A line counts if it contains the string "принятых"; say how many such lines there are, giving only the number.
-- RAW RECORDS start --
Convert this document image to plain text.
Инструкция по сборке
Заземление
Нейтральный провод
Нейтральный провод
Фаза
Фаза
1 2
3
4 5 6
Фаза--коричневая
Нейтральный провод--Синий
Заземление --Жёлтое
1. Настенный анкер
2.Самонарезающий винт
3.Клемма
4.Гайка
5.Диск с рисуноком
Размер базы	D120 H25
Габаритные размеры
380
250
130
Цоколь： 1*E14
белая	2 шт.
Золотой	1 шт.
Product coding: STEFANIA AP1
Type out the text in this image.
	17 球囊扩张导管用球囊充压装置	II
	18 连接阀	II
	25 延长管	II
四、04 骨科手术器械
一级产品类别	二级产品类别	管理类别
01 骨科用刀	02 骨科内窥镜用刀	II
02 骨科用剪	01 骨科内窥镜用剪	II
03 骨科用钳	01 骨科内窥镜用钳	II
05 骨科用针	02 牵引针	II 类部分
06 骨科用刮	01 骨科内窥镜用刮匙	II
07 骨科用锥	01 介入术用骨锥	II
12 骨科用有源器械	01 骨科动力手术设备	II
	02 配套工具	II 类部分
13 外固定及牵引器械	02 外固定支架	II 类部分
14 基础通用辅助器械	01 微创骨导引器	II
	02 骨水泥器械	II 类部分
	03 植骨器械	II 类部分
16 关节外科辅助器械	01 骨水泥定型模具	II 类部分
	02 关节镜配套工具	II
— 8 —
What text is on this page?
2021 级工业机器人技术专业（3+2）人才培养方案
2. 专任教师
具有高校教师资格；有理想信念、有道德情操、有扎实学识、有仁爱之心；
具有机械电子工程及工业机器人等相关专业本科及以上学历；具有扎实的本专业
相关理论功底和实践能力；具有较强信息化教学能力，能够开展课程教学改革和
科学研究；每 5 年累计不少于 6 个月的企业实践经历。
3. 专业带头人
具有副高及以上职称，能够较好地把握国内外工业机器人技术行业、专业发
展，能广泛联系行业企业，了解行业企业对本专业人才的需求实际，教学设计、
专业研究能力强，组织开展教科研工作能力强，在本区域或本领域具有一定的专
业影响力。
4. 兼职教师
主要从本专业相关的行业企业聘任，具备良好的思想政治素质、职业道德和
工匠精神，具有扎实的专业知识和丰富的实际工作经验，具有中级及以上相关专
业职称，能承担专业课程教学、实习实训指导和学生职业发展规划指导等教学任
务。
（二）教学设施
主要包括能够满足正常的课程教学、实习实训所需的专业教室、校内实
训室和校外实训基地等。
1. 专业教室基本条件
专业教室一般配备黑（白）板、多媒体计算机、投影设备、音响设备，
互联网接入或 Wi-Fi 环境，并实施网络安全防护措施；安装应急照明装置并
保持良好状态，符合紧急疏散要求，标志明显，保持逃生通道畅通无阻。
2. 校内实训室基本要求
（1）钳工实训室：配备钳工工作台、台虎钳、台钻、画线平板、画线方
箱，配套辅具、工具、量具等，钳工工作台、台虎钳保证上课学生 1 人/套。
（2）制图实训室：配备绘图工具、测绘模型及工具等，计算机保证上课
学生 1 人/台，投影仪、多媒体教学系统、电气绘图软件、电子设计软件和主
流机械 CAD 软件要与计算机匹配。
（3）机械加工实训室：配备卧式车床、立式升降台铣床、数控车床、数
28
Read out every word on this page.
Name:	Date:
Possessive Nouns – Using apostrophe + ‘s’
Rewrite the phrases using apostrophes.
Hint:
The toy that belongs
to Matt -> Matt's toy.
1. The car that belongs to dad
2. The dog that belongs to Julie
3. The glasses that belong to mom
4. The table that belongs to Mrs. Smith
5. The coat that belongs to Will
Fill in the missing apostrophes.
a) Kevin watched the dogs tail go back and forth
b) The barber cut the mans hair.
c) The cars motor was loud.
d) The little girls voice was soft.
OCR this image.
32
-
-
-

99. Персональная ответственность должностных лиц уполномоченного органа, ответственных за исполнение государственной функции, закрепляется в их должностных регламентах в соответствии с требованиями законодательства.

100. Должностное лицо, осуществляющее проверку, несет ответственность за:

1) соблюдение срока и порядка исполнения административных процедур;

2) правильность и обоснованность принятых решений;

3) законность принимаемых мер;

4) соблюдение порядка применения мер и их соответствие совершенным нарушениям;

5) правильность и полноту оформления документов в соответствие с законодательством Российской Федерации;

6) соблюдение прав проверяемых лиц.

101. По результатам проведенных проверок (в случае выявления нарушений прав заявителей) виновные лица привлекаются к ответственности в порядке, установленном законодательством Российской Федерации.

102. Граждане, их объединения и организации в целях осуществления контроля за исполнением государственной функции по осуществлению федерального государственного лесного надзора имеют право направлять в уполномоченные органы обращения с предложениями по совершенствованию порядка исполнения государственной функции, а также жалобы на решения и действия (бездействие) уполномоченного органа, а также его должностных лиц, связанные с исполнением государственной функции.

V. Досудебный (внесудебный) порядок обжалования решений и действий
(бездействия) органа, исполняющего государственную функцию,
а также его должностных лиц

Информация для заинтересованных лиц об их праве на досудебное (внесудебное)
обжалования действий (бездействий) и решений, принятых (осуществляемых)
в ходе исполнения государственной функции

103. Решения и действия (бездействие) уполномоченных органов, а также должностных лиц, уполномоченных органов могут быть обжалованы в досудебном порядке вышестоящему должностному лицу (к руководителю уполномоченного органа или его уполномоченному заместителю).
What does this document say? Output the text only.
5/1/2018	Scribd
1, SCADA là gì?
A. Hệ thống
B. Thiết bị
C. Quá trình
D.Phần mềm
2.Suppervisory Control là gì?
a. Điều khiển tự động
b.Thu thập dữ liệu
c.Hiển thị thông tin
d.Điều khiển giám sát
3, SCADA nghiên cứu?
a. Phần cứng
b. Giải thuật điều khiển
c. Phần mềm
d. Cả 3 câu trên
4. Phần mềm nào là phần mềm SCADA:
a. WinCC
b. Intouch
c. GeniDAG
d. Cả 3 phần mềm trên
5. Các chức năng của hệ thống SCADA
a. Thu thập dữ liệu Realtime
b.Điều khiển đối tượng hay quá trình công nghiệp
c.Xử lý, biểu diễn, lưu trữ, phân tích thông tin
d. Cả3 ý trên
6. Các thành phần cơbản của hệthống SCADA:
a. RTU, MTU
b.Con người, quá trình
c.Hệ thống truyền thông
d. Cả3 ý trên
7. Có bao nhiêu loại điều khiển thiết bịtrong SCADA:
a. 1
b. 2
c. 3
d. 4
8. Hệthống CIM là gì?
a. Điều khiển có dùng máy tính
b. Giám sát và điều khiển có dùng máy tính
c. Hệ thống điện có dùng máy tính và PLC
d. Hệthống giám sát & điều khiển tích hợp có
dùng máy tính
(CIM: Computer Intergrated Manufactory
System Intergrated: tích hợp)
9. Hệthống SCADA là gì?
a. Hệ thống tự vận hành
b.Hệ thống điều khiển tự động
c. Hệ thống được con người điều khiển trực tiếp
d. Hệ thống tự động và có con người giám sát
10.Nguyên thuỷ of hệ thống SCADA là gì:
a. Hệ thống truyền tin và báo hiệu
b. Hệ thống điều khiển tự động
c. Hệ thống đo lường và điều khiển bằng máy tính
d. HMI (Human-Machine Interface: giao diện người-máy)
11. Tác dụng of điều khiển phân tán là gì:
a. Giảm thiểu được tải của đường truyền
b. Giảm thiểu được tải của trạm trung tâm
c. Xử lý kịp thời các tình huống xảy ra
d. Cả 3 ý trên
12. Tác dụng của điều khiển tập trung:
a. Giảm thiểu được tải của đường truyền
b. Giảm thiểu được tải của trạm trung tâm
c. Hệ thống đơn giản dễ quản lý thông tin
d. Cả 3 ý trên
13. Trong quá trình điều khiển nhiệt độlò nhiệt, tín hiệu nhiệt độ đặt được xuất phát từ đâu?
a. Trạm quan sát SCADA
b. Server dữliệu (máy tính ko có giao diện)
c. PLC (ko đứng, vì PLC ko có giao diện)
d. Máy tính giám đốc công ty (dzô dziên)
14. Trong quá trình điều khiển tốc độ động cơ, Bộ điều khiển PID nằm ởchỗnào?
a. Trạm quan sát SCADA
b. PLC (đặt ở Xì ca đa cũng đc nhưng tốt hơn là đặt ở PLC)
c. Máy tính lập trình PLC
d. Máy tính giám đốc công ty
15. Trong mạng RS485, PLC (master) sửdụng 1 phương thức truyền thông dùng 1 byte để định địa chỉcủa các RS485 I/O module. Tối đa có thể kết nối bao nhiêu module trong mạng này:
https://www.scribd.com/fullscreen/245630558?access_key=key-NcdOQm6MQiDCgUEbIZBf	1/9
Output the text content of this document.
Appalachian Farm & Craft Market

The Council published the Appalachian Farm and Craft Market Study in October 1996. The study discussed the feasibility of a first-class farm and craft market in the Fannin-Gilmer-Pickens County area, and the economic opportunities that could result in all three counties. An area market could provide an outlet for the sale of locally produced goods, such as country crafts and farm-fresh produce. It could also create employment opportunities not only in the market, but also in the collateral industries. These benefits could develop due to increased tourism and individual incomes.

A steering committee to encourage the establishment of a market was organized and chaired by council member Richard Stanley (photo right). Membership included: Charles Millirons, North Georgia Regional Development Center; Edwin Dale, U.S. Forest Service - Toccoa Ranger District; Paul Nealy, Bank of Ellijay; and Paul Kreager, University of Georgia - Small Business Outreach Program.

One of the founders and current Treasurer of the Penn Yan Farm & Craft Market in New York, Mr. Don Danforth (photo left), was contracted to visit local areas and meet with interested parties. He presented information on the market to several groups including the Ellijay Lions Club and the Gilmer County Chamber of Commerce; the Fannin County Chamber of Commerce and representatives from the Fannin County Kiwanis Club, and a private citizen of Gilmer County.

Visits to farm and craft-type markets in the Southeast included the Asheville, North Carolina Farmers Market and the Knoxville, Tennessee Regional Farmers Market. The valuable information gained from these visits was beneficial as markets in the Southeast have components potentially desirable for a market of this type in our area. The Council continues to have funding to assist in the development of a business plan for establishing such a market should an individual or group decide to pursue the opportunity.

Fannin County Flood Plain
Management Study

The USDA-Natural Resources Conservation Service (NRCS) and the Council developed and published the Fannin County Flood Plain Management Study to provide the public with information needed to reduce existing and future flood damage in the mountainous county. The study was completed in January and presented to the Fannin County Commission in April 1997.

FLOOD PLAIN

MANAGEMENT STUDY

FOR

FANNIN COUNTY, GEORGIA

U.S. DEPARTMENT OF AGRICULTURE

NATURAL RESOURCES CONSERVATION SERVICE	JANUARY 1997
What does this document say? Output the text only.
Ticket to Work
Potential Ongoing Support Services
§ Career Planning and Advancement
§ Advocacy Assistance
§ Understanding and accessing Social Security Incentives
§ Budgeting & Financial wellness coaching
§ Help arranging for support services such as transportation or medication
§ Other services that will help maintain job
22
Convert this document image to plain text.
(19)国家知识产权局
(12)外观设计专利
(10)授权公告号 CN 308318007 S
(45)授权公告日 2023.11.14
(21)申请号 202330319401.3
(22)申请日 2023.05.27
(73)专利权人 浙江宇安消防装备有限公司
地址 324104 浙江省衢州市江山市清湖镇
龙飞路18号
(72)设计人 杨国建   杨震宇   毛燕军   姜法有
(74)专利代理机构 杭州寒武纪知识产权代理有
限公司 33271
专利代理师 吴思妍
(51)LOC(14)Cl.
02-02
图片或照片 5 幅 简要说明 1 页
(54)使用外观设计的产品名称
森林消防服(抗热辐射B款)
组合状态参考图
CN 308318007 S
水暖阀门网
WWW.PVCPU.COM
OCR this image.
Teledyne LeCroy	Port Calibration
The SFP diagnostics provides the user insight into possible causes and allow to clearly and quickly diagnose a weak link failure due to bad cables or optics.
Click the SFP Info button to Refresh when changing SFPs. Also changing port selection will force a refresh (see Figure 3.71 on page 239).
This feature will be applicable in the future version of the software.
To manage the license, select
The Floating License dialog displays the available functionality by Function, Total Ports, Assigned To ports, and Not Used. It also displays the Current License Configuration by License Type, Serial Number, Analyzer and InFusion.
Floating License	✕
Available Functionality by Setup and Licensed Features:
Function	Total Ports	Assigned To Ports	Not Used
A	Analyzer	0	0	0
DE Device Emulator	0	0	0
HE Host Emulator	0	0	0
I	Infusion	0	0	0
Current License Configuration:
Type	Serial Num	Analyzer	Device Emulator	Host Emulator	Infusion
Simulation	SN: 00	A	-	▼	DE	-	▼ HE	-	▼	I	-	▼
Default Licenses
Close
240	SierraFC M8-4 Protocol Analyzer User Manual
-- RAW RECORDS end --
EXERCISE ANSWER — 2